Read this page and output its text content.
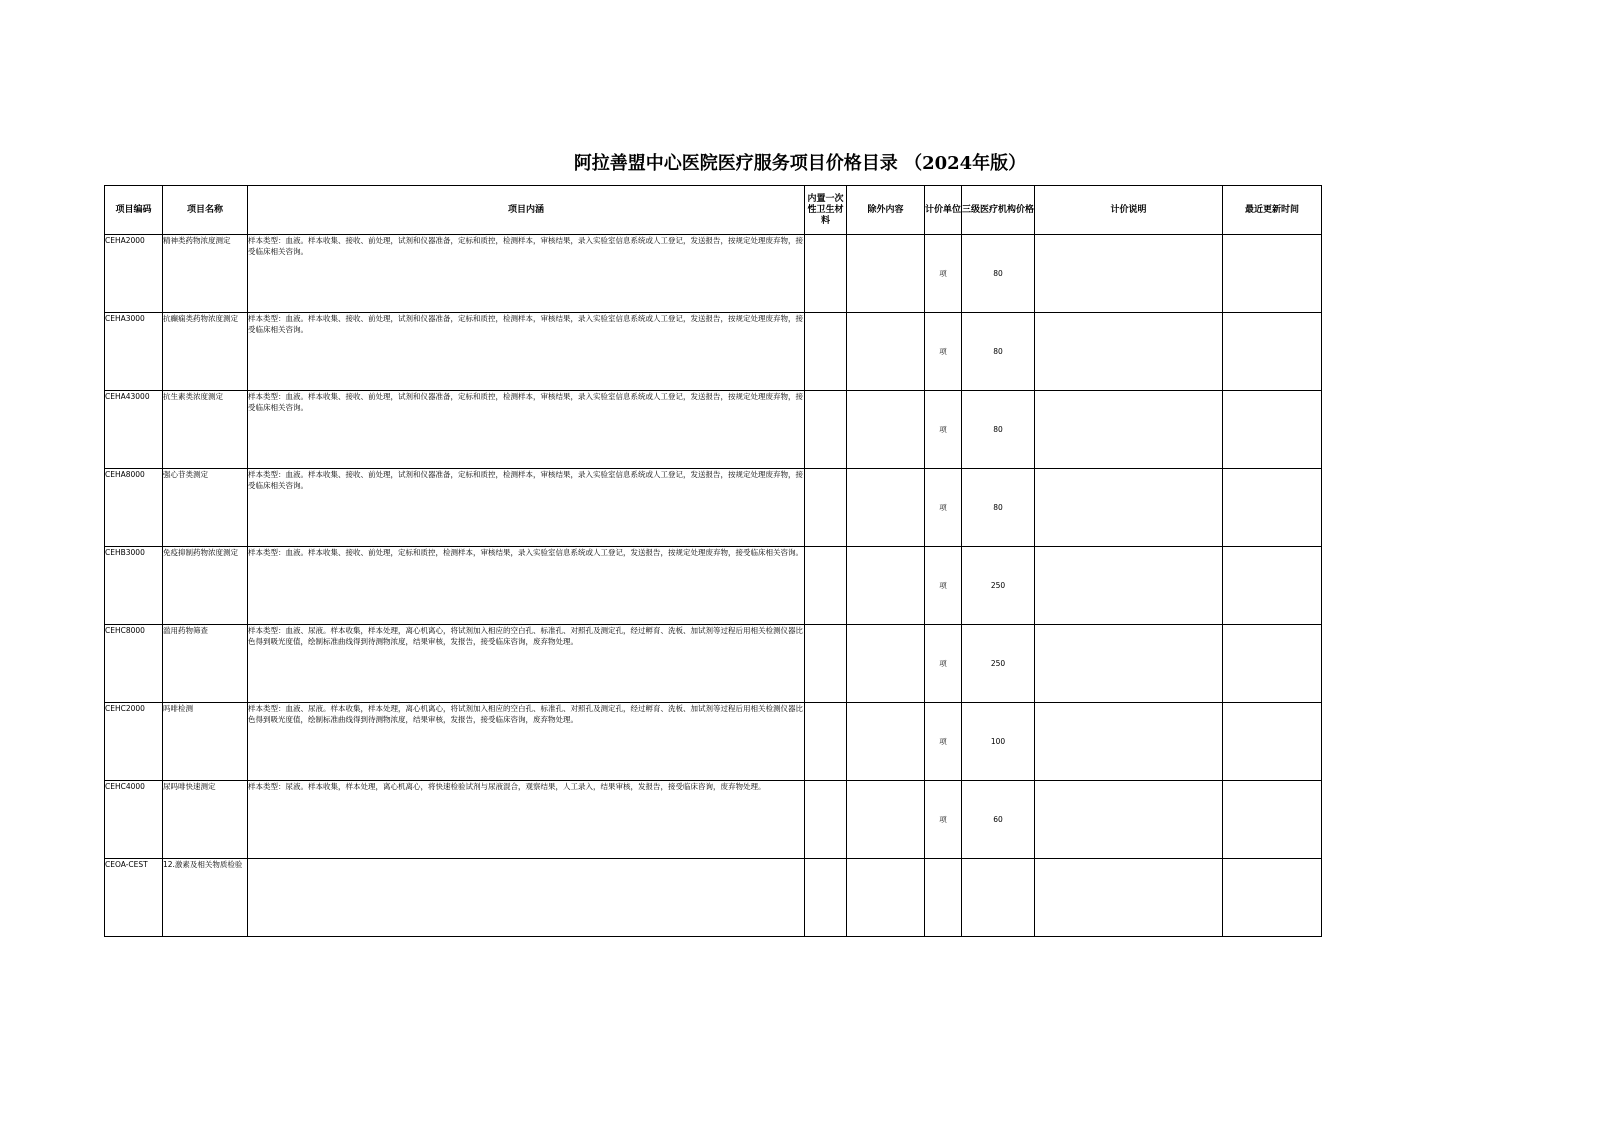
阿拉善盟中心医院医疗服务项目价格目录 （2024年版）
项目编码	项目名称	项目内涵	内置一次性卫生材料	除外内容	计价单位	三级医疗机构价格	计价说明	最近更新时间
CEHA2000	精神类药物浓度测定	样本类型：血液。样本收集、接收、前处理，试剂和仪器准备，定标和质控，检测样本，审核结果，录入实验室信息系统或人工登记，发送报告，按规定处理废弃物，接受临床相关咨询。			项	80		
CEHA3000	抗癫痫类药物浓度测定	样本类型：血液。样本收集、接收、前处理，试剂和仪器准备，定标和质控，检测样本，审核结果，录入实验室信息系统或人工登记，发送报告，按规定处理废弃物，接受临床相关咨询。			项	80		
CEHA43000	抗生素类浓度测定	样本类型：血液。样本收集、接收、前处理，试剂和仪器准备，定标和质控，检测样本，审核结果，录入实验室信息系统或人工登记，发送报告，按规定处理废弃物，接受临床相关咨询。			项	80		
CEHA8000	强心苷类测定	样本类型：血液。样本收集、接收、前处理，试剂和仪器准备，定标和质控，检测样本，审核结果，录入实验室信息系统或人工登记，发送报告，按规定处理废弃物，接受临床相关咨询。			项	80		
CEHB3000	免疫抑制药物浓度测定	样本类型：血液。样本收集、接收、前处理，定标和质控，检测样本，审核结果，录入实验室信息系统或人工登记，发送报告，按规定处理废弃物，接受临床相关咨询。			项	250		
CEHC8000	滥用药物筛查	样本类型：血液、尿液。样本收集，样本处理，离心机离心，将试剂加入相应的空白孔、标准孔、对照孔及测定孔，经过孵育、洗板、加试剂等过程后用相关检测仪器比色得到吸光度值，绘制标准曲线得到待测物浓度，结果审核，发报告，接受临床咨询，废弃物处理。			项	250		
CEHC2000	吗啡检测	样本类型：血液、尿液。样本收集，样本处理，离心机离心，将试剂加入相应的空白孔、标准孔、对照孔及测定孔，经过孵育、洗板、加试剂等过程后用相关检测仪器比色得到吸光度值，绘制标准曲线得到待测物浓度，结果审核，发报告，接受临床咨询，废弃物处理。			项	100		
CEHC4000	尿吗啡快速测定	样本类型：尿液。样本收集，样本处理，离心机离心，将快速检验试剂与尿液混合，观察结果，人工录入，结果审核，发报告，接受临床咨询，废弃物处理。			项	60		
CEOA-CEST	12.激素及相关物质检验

* * *

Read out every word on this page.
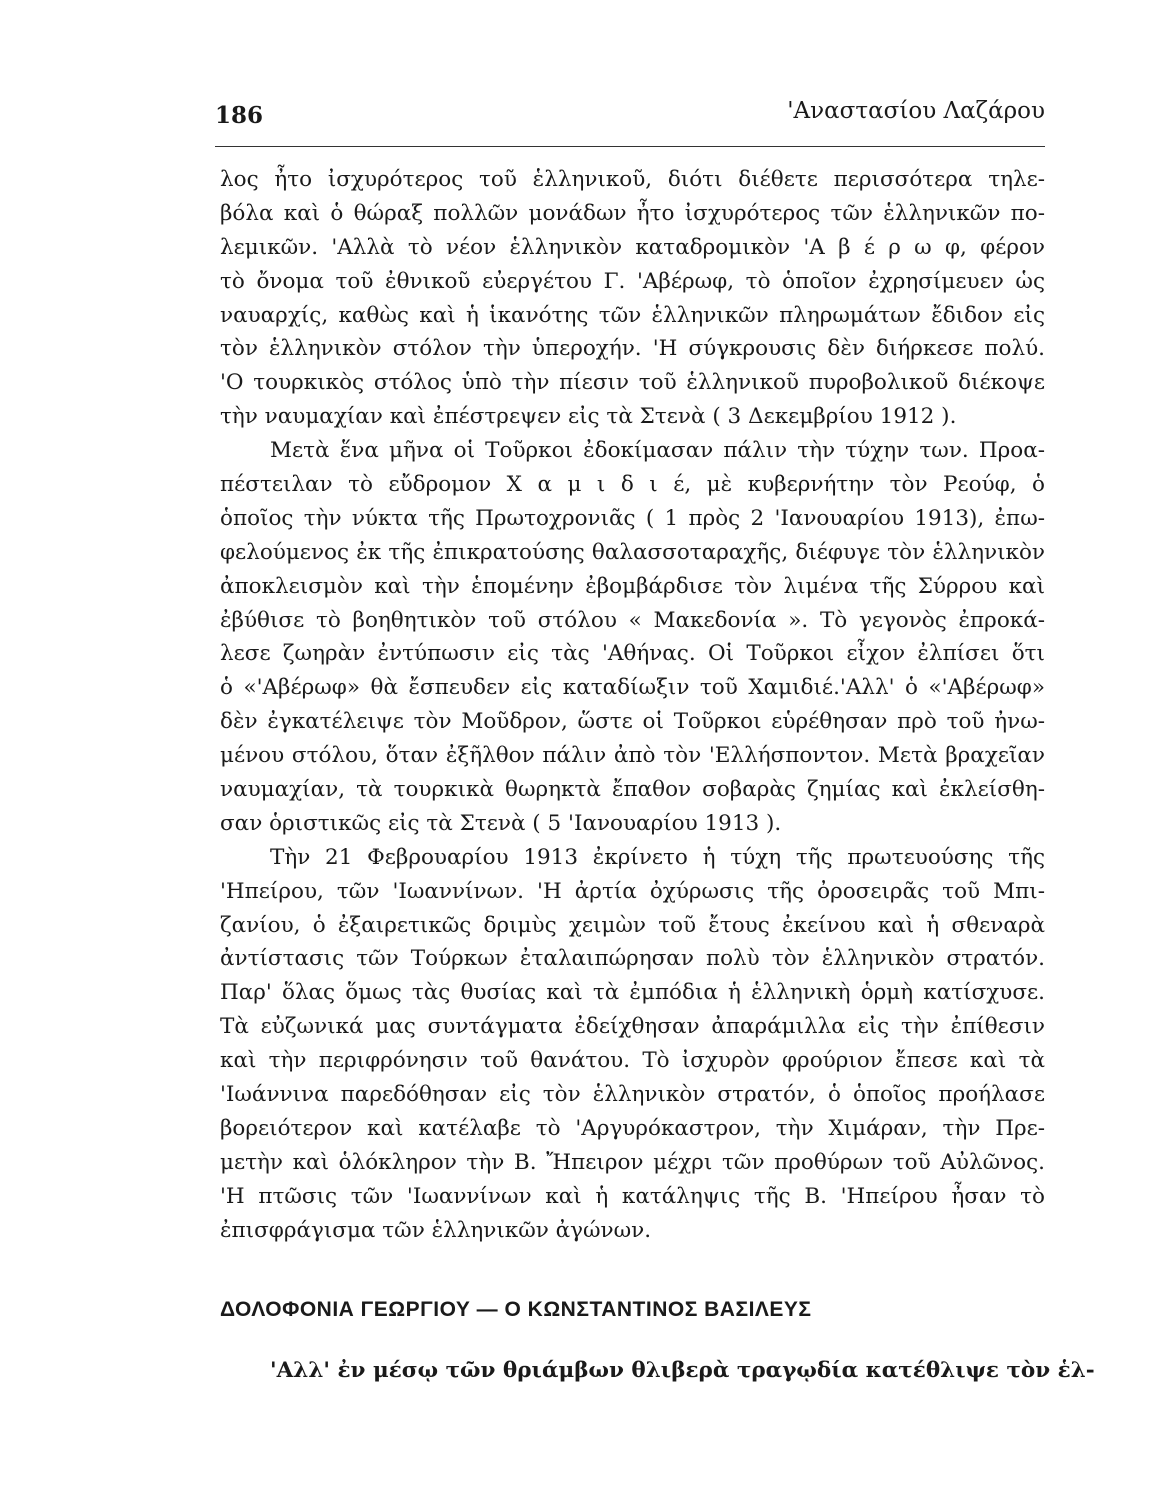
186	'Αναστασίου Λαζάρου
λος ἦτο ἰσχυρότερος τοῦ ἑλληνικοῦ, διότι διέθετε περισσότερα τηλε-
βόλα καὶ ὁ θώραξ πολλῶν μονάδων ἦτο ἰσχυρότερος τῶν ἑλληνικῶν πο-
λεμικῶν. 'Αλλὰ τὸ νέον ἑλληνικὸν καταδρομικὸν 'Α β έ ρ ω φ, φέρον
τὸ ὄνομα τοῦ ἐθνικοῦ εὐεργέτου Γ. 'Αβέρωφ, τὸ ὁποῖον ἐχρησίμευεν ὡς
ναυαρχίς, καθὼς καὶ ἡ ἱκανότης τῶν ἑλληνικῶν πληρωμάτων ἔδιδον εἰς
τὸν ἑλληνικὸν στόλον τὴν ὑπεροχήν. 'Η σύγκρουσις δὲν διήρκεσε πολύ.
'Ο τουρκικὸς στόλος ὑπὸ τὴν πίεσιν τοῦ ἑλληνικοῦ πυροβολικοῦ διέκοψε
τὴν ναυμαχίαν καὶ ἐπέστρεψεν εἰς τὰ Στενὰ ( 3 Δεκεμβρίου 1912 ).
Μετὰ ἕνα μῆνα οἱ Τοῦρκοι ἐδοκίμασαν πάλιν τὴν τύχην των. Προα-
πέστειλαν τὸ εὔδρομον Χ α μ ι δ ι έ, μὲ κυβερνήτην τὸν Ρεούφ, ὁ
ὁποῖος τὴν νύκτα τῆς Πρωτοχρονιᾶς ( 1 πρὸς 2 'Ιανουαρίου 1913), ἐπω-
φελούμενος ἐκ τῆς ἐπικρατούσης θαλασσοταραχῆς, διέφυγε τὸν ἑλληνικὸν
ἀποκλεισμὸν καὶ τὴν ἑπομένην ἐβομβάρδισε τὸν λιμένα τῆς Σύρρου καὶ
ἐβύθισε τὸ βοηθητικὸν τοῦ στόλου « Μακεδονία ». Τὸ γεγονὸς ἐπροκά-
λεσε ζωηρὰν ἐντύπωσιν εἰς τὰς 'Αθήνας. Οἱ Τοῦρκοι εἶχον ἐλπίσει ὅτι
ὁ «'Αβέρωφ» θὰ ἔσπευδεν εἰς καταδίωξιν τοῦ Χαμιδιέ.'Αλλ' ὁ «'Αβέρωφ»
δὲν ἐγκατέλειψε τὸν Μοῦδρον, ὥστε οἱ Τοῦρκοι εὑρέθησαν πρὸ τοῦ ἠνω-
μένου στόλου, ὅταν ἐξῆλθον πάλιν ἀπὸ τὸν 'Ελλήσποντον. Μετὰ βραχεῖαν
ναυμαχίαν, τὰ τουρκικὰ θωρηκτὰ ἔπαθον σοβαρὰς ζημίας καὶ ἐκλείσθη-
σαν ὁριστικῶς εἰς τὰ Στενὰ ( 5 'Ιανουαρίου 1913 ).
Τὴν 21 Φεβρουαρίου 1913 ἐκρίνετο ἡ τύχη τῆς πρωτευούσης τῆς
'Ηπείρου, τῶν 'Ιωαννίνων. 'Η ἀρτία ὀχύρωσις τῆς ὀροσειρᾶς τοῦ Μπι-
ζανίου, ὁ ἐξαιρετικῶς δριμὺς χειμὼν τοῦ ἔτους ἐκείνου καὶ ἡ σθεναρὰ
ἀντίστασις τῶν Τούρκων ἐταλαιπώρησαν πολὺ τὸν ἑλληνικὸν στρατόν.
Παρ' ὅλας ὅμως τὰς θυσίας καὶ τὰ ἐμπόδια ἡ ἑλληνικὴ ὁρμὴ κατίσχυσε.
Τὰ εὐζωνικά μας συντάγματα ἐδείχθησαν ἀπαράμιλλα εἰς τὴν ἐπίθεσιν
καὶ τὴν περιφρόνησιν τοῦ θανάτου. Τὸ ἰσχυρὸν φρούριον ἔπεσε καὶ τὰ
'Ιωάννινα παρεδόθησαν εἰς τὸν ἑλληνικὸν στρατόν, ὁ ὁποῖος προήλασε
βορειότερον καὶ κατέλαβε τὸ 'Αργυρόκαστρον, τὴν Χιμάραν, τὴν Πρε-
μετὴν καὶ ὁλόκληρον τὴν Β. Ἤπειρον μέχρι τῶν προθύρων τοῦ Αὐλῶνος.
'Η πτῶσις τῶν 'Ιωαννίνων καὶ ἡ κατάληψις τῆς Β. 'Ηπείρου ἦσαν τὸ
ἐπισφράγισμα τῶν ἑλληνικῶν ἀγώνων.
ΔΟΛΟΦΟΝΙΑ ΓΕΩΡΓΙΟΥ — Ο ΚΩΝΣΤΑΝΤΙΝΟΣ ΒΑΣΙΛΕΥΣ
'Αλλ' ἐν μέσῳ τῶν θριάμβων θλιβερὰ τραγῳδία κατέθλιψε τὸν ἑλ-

● EXERCISE OBJECTIVE: Search the records for the word "发送报告" and copy every line where it occurs.

● FULL RESPONSE:
CEHA2000	精神类药物浓度测定	样本类型：血液。样本收集、接收、前处理，试剂和仪器准备，定标和质控，检测样本，审核结果，录入实验室信息系统或人工登记，发送报告，按规定处理废弃物，接受临床相关咨询。			项	80		
CEHA3000	抗癫痫类药物浓度测定	样本类型：血液。样本收集、接收、前处理，试剂和仪器准备，定标和质控，检测样本，审核结果，录入实验室信息系统或人工登记，发送报告，按规定处理废弃物，接受临床相关咨询。			项	80		
CEHA43000	抗生素类浓度测定	样本类型：血液。样本收集、接收、前处理，试剂和仪器准备，定标和质控，检测样本，审核结果，录入实验室信息系统或人工登记，发送报告，按规定处理废弃物，接受临床相关咨询。			项	80		
CEHA8000	强心苷类测定	样本类型：血液。样本收集、接收、前处理，试剂和仪器准备，定标和质控，检测样本，审核结果，录入实验室信息系统或人工登记，发送报告，按规定处理废弃物，接受临床相关咨询。			项	80		
CEHB3000	免疫抑制药物浓度测定	样本类型：血液。样本收集、接收、前处理，定标和质控，检测样本，审核结果，录入实验室信息系统或人工登记，发送报告，按规定处理废弃物，接受临床相关咨询。			项	250		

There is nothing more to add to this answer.